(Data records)
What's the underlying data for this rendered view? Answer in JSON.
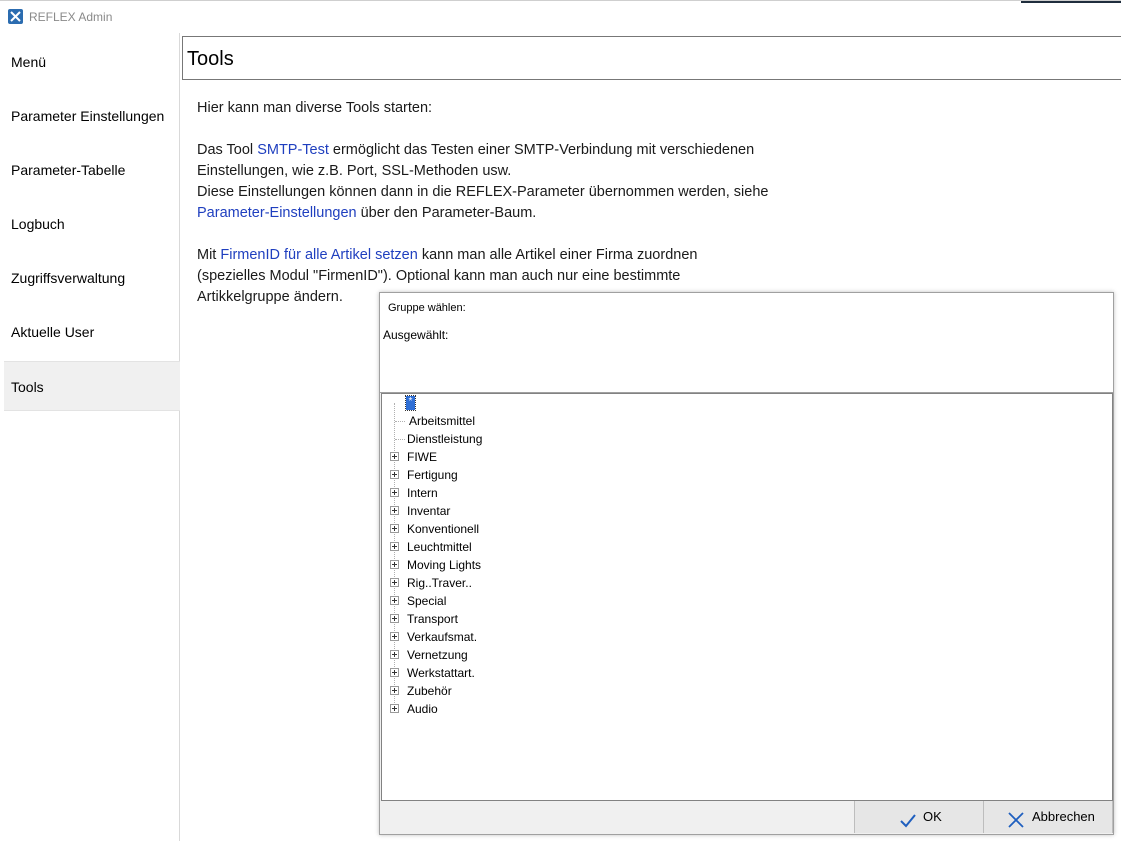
{
  "window": {
    "title": "REFLEX Admin",
    "icon": "tools-icon"
  },
  "sidebar": {
    "items": [
      {
        "label": "Menü"
      },
      {
        "label": "Parameter Einstellungen"
      },
      {
        "label": "Parameter-Tabelle"
      },
      {
        "label": "Logbuch"
      },
      {
        "label": "Zugriffsverwaltung"
      },
      {
        "label": "Aktuelle User"
      },
      {
        "label": "Tools",
        "active": true
      }
    ]
  },
  "main": {
    "title": "Tools",
    "intro": "Hier kann man diverse Tools starten:",
    "p1": {
      "prefix": "Das Tool ",
      "link": "SMTP-Test",
      "line1_rest": " ermöglicht das Testen einer SMTP-Verbindung mit verschiedenen",
      "line2": "Einstellungen, wie z.B. Port, SSL-Methoden usw.",
      "line3": "Diese Einstellungen können dann in die REFLEX-Parameter übernommen werden, siehe",
      "link2": "Parameter-Einstellungen",
      "line4_rest": " über den Parameter-Baum."
    },
    "p2": {
      "prefix": "Mit ",
      "link": "FirmenID für alle Artikel setzen",
      "line1_rest": " kann man alle Artikel einer Firma zuordnen",
      "line2": "(spezielles Modul \"FirmenID\"). Optional kann man auch nur eine bestimmte",
      "line3": "Artikkelgruppe ändern."
    }
  },
  "dialog": {
    "title": "Gruppe wählen:",
    "selected_label": "Ausgewählt:",
    "tree": {
      "root": "*",
      "items": [
        {
          "label": "Arbeitsmittel",
          "expandable": false
        },
        {
          "label": "Dienstleistung",
          "expandable": false
        },
        {
          "label": "FIWE",
          "expandable": true
        },
        {
          "label": "Fertigung",
          "expandable": true
        },
        {
          "label": "Intern",
          "expandable": true
        },
        {
          "label": "Inventar",
          "expandable": true
        },
        {
          "label": "Konventionell",
          "expandable": true
        },
        {
          "label": "Leuchtmittel",
          "expandable": true
        },
        {
          "label": "Moving Lights",
          "expandable": true
        },
        {
          "label": "Rig..Traver..",
          "expandable": true
        },
        {
          "label": "Special",
          "expandable": true
        },
        {
          "label": "Transport",
          "expandable": true
        },
        {
          "label": "Verkaufsmat.",
          "expandable": true
        },
        {
          "label": "Vernetzung",
          "expandable": true
        },
        {
          "label": "Werkstattart.",
          "expandable": true
        },
        {
          "label": "Zubehör",
          "expandable": true
        },
        {
          "label": "Audio",
          "expandable": true
        }
      ]
    },
    "buttons": {
      "ok": "OK",
      "cancel": "Abbrechen"
    },
    "colors": {
      "accent": "#2f6fd6",
      "link": "#1f3fbf",
      "ok_check": "#1f5fbf"
    }
  }
}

§ WHAT THE EXERCISE ASKS
How many lines of these entries contain "title"? Answer with the number and nothing else.

§ SOLUTION TO THIS PROBLEM
3